## GIVEN REQUEST
Reproduce each of the lines word for word.

Stored records
■ ■ ■ ■ ■
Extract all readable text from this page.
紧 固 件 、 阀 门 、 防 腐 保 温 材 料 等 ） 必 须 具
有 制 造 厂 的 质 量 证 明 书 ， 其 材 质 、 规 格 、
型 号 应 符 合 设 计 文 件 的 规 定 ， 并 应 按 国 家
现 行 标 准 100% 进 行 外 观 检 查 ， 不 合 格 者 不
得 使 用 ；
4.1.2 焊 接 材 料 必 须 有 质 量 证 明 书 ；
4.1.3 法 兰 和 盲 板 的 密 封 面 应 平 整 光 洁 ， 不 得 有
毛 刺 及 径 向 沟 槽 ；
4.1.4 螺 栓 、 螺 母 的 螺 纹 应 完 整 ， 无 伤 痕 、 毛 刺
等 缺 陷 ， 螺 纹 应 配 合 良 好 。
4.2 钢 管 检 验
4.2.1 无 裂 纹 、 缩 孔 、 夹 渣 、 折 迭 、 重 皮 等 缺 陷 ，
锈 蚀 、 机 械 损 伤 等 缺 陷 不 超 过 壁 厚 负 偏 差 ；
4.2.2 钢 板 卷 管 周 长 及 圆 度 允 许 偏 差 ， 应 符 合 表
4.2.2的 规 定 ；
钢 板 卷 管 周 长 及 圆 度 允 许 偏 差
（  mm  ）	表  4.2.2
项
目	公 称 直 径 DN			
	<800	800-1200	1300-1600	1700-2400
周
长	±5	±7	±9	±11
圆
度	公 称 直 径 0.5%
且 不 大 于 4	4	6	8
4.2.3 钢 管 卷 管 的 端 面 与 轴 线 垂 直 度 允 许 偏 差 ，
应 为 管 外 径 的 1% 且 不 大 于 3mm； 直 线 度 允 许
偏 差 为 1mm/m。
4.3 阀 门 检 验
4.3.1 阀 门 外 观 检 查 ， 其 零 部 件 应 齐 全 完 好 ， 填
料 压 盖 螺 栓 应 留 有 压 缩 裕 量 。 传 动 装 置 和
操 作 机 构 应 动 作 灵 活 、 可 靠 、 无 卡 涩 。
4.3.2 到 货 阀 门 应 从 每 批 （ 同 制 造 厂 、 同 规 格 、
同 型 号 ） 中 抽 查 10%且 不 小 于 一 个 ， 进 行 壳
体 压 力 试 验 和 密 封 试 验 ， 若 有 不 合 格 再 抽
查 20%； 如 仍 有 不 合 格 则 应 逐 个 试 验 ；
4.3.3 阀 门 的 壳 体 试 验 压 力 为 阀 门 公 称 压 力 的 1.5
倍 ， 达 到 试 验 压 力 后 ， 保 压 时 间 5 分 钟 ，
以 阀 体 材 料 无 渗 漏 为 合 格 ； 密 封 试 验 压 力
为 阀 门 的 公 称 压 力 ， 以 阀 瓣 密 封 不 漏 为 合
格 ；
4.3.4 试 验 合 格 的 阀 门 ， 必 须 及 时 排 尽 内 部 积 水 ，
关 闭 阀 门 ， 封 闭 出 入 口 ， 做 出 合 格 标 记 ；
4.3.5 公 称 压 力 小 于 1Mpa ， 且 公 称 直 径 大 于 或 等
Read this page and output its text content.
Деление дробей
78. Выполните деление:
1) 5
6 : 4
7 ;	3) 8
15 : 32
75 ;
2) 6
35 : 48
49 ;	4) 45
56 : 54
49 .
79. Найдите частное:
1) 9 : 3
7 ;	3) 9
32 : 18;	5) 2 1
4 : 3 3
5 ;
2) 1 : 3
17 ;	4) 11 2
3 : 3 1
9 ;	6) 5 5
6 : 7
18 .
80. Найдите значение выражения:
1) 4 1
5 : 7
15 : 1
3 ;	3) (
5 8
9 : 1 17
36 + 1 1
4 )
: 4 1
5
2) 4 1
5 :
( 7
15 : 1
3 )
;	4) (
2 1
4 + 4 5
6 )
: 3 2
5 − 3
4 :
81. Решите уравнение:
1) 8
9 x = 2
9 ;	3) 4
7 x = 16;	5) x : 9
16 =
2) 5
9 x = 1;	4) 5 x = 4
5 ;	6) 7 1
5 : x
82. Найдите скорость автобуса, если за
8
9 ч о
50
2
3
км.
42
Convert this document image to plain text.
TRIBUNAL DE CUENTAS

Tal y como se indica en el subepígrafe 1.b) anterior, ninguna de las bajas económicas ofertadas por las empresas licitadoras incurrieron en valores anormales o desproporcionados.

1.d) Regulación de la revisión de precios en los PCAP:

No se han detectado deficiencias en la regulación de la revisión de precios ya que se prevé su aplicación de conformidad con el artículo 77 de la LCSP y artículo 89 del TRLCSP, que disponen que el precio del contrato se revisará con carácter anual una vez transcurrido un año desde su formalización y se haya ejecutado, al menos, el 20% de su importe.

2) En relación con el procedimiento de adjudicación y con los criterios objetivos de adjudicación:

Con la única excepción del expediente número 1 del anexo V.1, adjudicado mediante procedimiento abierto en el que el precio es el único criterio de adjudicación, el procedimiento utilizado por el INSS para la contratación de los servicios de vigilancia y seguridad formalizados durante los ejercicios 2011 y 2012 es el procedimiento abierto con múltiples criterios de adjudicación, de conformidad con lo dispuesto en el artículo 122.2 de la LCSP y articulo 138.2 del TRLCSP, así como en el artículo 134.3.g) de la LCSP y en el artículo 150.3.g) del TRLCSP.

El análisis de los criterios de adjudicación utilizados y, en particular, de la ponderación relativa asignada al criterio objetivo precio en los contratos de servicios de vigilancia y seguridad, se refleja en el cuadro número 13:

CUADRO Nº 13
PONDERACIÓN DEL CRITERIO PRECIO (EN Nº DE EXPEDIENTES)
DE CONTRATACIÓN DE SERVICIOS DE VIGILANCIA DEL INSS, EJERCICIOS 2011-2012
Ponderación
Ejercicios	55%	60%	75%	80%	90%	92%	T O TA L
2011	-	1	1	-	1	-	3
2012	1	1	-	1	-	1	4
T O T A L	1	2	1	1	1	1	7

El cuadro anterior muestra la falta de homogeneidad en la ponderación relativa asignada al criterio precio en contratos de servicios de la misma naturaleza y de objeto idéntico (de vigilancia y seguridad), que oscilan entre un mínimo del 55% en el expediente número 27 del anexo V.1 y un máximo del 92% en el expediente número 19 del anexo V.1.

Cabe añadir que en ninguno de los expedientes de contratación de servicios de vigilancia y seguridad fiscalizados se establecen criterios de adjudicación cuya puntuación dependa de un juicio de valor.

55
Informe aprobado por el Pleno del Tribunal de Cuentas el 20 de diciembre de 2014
■ ■ ■ ■ ■
## EXERCISE RESPONSE
Extract all readable text from this page.
紧 固 件 、 阀 门 、 防 腐 保 温 材 料 等 ） 必 须 具
有 制 造 厂 的 质 量 证 明 书 ， 其 材 质 、 规 格 、
型 号 应 符 合 设 计 文 件 的 规 定 ， 并 应 按 国 家
现 行 标 准 100% 进 行 外 观 检 查 ， 不 合 格 者 不
得 使 用 ；
4.1.2 焊 接 材 料 必 须 有 质 量 证 明 书 ；
4.1.3 法 兰 和 盲 板 的 密 封 面 应 平 整 光 洁 ， 不 得 有
毛 刺 及 径 向 沟 槽 ；
4.1.4 螺 栓 、 螺 母 的 螺 纹 应 完 整 ， 无 伤 痕 、 毛 刺
等 缺 陷 ， 螺 纹 应 配 合 良 好 。
4.2 钢 管 检 验
4.2.1 无 裂 纹 、 缩 孔 、 夹 渣 、 折 迭 、 重 皮 等 缺 陷 ，
锈 蚀 、 机 械 损 伤 等 缺 陷 不 超 过 壁 厚 负 偏 差 ；
4.2.2 钢 板 卷 管 周 长 及 圆 度 允 许 偏 差 ， 应 符 合 表
4.2.2的 规 定 ；
钢 板 卷 管 周 长 及 圆 度 允 许 偏 差
（  mm  ）	表  4.2.2
项
目	公 称 直 径 DN			
	<800	800-1200	1300-1600	1700-2400
周
长	±5	±7	±9	±11
圆
度	公 称 直 径 0.5%
且 不 大 于 4	4	6	8
4.2.3 钢 管 卷 管 的 端 面 与 轴 线 垂 直 度 允 许 偏 差 ，
应 为 管 外 径 的 1% 且 不 大 于 3mm； 直 线 度 允 许
偏 差 为 1mm/m。
4.3 阀 门 检 验
4.3.1 阀 门 外 观 检 查 ， 其 零 部 件 应 齐 全 完 好 ， 填
料 压 盖 螺 栓 应 留 有 压 缩 裕 量 。 传 动 装 置 和
操 作 机 构 应 动 作 灵 活 、 可 靠 、 无 卡 涩 。
4.3.2 到 货 阀 门 应 从 每 批 （ 同 制 造 厂 、 同 规 格 、
同 型 号 ） 中 抽 查 10%且 不 小 于 一 个 ， 进 行 壳
体 压 力 试 验 和 密 封 试 验 ， 若 有 不 合 格 再 抽
查 20%； 如 仍 有 不 合 格 则 应 逐 个 试 验 ；
4.3.3 阀 门 的 壳 体 试 验 压 力 为 阀 门 公 称 压 力 的 1.5
倍 ， 达 到 试 验 压 力 后 ， 保 压 时 间 5 分 钟 ，
以 阀 体 材 料 无 渗 漏 为 合 格 ； 密 封 试 验 压 力
为 阀 门 的 公 称 压 力 ， 以 阀 瓣 密 封 不 漏 为 合
格 ；
4.3.4 试 验 合 格 的 阀 门 ， 必 须 及 时 排 尽 内 部 积 水 ，
关 闭 阀 门 ， 封 闭 出 入 口 ， 做 出 合 格 标 记 ；
4.3.5 公 称 压 力 小 于 1Mpa ， 且 公 称 直 径 大 于 或 等
Read this page and output its text content.
Деление дробей
78. Выполните деление:
1) 5
6 : 4
7 ;	3) 8
15 : 32
75 ;
2) 6
35 : 48
49 ;	4) 45
56 : 54
49 .
79. Найдите частное:
1) 9 : 3
7 ;	3) 9
32 : 18;	5) 2 1
4 : 3 3
5 ;
2) 1 : 3
17 ;	4) 11 2
3 : 3 1
9 ;	6) 5 5
6 : 7
18 .
80. Найдите значение выражения:
1) 4 1
5 : 7
15 : 1
3 ;	3) (
5 8
9 : 1 17
36 + 1 1
4 )
: 4 1
5
2) 4 1
5 :
( 7
15 : 1
3 )
;	4) (
2 1
4 + 4 5
6 )
: 3 2
5 − 3
4 :
81. Решите уравнение:
1) 8
9 x = 2
9 ;	3) 4
7 x = 16;	5) x : 9
16 =
2) 5
9 x = 1;	4) 5 x = 4
5 ;	6) 7 1
5 : x
82. Найдите скорость автобуса, если за
8
9 ч о
50
2
3
км.
42
Convert this document image to plain text.
TRIBUNAL DE CUENTAS

Tal y como se indica en el subepígrafe 1.b) anterior, ninguna de las bajas económicas ofertadas por las empresas licitadoras incurrieron en valores anormales o desproporcionados.

1.d) Regulación de la revisión de precios en los PCAP:

No se han detectado deficiencias en la regulación de la revisión de precios ya que se prevé su aplicación de conformidad con el artículo 77 de la LCSP y artículo 89 del TRLCSP, que disponen que el precio del contrato se revisará con carácter anual una vez transcurrido un año desde su formalización y se haya ejecutado, al menos, el 20% de su importe.

2) En relación con el procedimiento de adjudicación y con los criterios objetivos de adjudicación:

Con la única excepción del expediente número 1 del anexo V.1, adjudicado mediante procedimiento abierto en el que el precio es el único criterio de adjudicación, el procedimiento utilizado por el INSS para la contratación de los servicios de vigilancia y seguridad formalizados durante los ejercicios 2011 y 2012 es el procedimiento abierto con múltiples criterios de adjudicación, de conformidad con lo dispuesto en el artículo 122.2 de la LCSP y articulo 138.2 del TRLCSP, así como en el artículo 134.3.g) de la LCSP y en el artículo 150.3.g) del TRLCSP.

El análisis de los criterios de adjudicación utilizados y, en particular, de la ponderación relativa asignada al criterio objetivo precio en los contratos de servicios de vigilancia y seguridad, se refleja en el cuadro número 13:

CUADRO Nº 13
PONDERACIÓN DEL CRITERIO PRECIO (EN Nº DE EXPEDIENTES)
DE CONTRATACIÓN DE SERVICIOS DE VIGILANCIA DEL INSS, EJERCICIOS 2011-2012
Ponderación
Ejercicios	55%	60%	75%	80%	90%	92%	T O TA L
2011	-	1	1	-	1	-	3
2012	1	1	-	1	-	1	4
T O T A L	1	2	1	1	1	1	7

El cuadro anterior muestra la falta de homogeneidad en la ponderación relativa asignada al criterio precio en contratos de servicios de la misma naturaleza y de objeto idéntico (de vigilancia y seguridad), que oscilan entre un mínimo del 55% en el expediente número 27 del anexo V.1 y un máximo del 92% en el expediente número 19 del anexo V.1.

Cabe añadir que en ninguno de los expedientes de contratación de servicios de vigilancia y seguridad fiscalizados se establecen criterios de adjudicación cuya puntuación dependa de un juicio de valor.

55
Informe aprobado por el Pleno del Tribunal de Cuentas el 20 de diciembre de 2014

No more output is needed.